Return each line that holds the word "Mohd".
════════
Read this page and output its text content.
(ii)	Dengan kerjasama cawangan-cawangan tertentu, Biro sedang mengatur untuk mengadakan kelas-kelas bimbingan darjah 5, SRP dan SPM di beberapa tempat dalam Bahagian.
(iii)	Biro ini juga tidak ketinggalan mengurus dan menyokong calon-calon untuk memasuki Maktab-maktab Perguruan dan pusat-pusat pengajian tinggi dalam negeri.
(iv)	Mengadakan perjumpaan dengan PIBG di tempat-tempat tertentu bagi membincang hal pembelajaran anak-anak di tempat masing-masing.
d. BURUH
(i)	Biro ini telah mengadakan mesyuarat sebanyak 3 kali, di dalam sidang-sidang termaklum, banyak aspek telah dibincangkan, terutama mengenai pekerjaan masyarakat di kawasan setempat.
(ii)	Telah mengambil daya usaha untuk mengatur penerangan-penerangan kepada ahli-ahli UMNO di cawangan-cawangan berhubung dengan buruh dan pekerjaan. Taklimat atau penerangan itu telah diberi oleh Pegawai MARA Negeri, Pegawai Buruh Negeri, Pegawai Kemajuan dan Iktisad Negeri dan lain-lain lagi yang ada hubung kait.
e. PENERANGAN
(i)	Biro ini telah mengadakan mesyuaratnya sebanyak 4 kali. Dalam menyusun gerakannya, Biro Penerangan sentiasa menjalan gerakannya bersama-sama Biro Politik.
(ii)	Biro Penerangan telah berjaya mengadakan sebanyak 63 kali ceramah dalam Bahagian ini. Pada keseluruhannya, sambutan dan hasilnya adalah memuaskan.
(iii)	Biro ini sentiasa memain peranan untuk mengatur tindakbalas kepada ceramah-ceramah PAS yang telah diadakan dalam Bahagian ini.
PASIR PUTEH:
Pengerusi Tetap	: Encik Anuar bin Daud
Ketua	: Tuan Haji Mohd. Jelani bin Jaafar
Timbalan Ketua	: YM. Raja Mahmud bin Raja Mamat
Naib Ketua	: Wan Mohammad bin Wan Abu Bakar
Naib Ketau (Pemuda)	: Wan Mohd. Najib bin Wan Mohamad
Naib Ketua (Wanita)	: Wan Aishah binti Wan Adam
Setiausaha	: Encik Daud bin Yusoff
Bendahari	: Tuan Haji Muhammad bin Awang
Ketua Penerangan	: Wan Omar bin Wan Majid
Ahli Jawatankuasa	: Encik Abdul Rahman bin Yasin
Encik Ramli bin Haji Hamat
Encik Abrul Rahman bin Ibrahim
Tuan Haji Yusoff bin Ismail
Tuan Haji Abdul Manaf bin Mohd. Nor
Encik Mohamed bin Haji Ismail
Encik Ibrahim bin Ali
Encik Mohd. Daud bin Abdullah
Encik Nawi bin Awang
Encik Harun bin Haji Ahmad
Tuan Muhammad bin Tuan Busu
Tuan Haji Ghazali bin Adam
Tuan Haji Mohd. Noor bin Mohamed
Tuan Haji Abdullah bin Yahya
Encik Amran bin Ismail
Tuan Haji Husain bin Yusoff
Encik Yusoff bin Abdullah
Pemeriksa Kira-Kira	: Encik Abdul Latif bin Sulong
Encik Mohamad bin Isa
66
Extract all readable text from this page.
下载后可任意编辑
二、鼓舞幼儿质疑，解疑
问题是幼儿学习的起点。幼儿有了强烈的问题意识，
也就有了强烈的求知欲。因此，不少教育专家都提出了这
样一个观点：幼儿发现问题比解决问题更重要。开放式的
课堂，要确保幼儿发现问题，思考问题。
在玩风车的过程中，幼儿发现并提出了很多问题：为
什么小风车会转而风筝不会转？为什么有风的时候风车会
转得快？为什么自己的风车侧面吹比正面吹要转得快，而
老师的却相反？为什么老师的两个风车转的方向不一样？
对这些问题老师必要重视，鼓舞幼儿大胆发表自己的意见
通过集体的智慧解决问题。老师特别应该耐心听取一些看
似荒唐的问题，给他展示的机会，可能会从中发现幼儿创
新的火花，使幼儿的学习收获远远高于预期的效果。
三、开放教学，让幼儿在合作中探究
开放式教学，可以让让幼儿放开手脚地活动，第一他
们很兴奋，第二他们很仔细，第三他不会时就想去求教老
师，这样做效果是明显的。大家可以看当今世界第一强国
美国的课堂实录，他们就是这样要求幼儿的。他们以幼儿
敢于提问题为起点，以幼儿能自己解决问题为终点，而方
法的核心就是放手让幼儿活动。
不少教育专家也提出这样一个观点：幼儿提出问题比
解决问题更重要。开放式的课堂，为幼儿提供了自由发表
════════
**TASK OUTPUT**
Ketua	: Tuan Haji Mohd. Jelani bin Jaafar
Naib Ketau (Pemuda)	: Wan Mohd. Najib bin Wan Mohamad
Tuan Haji Abdul Manaf bin Mohd. Nor
Encik Mohd. Daud bin Abdullah
Tuan Haji Mohd. Noor bin Mohamed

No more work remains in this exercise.